* [WORK REQUIRED] Transcribe all records exactly.

* Start INFORMATION SHOWN *

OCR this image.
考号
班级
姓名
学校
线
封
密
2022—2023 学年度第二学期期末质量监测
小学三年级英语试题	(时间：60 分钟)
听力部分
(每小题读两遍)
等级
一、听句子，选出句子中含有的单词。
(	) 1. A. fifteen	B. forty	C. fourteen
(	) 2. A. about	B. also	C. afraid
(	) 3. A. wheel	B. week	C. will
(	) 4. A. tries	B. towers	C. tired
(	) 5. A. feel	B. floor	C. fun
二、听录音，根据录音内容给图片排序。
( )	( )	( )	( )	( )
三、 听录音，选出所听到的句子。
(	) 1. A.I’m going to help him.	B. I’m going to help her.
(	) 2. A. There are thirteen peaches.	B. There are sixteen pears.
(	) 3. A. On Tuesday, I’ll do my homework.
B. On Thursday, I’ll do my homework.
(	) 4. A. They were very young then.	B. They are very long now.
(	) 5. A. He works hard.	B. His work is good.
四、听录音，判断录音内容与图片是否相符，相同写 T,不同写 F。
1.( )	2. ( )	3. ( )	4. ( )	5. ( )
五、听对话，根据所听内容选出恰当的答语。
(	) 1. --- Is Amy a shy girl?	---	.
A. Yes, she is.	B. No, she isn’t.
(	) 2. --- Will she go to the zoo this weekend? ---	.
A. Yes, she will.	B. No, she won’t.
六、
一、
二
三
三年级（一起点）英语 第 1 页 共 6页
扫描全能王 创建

* End INFORMATION SHOWN *

* [THE SOLUTION]
OCR this image.
考号
班级
姓名
学校
线
封
密
2022—2023 学年度第二学期期末质量监测
小学三年级英语试题	(时间：60 分钟)
听力部分
(每小题读两遍)
等级
一、听句子，选出句子中含有的单词。
(	) 1. A. fifteen	B. forty	C. fourteen
(	) 2. A. about	B. also	C. afraid
(	) 3. A. wheel	B. week	C. will
(	) 4. A. tries	B. towers	C. tired
(	) 5. A. feel	B. floor	C. fun
二、听录音，根据录音内容给图片排序。
( )	( )	( )	( )	( )
三、 听录音，选出所听到的句子。
(	) 1. A.I’m going to help him.	B. I’m going to help her.
(	) 2. A. There are thirteen peaches.	B. There are sixteen pears.
(	) 3. A. On Tuesday, I’ll do my homework.
B. On Thursday, I’ll do my homework.
(	) 4. A. They were very young then.	B. They are very long now.
(	) 5. A. He works hard.	B. His work is good.
四、听录音，判断录音内容与图片是否相符，相同写 T,不同写 F。
1.( )	2. ( )	3. ( )	4. ( )	5. ( )
五、听对话，根据所听内容选出恰当的答语。
(	) 1. --- Is Amy a shy girl?	---	.
A. Yes, she is.	B. No, she isn’t.
(	) 2. --- Will she go to the zoo this weekend? ---	.
A. Yes, she will.	B. No, she won’t.
六、
一、
二
三
三年级（一起点）英语 第 1 页 共 6页
扫描全能王 创建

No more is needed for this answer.